- [Records to process]:
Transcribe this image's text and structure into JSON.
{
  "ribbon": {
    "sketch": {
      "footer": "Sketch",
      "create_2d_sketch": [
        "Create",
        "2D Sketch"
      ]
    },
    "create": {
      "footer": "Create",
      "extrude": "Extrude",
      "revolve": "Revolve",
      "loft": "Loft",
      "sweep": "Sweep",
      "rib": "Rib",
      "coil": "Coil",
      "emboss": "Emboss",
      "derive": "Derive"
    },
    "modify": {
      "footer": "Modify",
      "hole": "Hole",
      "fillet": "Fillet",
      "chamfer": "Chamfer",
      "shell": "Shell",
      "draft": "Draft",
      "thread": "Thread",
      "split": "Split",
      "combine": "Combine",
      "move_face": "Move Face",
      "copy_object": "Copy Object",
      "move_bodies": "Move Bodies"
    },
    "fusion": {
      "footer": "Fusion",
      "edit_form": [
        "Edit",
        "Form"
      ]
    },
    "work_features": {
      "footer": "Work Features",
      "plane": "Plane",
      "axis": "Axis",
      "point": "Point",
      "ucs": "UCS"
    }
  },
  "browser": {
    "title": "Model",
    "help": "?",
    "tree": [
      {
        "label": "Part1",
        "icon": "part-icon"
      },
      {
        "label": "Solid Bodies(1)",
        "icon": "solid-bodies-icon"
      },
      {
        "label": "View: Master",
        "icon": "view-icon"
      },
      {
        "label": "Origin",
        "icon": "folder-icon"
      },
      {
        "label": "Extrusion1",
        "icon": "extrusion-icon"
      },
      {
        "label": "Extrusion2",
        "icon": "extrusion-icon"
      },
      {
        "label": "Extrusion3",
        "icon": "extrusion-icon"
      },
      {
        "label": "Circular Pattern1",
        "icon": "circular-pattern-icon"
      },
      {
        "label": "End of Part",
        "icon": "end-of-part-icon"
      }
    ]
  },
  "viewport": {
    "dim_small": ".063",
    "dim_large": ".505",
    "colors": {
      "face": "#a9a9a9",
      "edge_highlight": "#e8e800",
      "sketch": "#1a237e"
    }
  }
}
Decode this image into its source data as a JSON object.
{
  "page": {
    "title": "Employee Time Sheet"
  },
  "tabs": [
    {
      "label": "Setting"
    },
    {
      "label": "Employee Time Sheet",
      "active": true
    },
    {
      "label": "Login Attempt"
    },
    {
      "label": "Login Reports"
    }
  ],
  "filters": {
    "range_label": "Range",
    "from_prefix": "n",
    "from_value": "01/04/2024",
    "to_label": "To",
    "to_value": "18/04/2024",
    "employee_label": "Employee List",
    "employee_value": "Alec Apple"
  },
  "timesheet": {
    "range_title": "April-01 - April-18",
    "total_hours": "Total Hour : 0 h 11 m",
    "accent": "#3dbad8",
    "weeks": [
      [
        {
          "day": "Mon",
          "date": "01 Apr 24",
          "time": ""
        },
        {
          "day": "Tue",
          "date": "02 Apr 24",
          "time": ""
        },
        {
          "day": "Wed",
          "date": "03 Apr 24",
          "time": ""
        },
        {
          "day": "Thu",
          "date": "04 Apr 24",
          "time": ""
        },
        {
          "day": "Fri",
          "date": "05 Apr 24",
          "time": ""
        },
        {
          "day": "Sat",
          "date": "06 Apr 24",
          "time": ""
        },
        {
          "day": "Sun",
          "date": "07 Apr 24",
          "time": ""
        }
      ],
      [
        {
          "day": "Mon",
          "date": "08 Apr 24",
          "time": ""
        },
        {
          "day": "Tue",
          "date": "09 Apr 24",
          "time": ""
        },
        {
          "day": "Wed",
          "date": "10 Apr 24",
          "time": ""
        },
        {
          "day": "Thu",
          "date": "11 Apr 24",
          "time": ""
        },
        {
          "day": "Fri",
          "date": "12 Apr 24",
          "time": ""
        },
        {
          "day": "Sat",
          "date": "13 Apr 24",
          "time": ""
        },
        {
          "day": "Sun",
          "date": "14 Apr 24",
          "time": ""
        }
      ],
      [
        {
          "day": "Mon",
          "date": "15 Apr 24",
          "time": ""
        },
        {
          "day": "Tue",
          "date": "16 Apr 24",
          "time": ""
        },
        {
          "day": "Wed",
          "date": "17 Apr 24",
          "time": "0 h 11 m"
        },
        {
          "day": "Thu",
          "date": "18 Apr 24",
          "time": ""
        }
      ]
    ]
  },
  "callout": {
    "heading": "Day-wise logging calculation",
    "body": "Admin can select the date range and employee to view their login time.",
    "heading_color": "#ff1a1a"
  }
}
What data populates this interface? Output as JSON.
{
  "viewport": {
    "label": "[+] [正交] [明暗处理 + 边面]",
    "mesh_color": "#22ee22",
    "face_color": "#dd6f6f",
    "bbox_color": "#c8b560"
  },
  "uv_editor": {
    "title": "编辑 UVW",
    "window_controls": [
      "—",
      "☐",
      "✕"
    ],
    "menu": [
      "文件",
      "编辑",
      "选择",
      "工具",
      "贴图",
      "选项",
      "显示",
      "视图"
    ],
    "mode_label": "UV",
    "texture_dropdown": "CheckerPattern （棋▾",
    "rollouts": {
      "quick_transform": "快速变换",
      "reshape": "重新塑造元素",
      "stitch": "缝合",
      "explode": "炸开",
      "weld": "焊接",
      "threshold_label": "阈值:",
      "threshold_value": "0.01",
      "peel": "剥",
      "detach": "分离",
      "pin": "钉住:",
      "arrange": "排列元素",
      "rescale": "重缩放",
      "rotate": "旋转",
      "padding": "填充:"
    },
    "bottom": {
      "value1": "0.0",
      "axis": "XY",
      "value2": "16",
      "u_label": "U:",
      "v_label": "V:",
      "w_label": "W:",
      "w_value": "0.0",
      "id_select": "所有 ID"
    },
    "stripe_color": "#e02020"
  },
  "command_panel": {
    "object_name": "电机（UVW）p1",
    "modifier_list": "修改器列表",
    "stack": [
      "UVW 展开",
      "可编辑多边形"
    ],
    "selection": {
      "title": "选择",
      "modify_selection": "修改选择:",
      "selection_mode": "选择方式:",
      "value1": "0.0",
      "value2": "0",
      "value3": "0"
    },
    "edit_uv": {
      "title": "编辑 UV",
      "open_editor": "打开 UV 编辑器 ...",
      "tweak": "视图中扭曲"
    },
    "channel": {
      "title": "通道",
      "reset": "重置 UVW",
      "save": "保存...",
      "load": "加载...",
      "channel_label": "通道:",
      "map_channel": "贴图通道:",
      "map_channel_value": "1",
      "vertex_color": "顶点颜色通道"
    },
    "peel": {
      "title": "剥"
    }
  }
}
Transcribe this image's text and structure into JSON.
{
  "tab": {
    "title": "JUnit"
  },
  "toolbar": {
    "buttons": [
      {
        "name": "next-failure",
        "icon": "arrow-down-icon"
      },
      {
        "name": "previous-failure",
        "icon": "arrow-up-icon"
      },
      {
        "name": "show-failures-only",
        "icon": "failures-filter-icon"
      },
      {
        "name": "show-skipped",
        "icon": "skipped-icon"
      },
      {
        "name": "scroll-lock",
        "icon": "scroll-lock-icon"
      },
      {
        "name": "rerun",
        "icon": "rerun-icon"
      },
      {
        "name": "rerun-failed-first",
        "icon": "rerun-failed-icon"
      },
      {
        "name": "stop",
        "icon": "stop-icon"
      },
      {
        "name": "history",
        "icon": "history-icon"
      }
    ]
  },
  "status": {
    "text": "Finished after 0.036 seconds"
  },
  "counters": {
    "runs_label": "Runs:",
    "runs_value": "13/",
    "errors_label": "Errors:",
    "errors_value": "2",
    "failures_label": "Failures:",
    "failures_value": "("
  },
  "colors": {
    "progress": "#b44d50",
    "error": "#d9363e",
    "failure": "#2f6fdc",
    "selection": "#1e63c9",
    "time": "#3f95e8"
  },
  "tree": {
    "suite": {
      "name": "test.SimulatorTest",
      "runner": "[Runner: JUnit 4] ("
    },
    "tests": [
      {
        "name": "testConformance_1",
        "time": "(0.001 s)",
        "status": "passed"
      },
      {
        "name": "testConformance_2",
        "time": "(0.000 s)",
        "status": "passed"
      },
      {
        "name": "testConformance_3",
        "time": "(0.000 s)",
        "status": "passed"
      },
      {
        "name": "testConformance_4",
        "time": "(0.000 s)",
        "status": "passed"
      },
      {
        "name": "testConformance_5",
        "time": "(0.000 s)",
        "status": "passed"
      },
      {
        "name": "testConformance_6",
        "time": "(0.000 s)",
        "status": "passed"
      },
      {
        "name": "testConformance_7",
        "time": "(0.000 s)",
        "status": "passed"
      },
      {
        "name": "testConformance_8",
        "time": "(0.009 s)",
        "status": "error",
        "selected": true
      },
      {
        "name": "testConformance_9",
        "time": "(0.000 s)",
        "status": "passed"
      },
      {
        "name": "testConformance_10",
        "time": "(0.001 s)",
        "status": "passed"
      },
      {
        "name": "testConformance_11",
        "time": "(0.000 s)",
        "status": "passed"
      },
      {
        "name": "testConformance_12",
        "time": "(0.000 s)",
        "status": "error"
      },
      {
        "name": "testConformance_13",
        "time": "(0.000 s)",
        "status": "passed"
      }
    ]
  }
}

- [Task to carry out]: Say how many lines hold the word "data", giving the number and nothing else.

- [Reply]: 2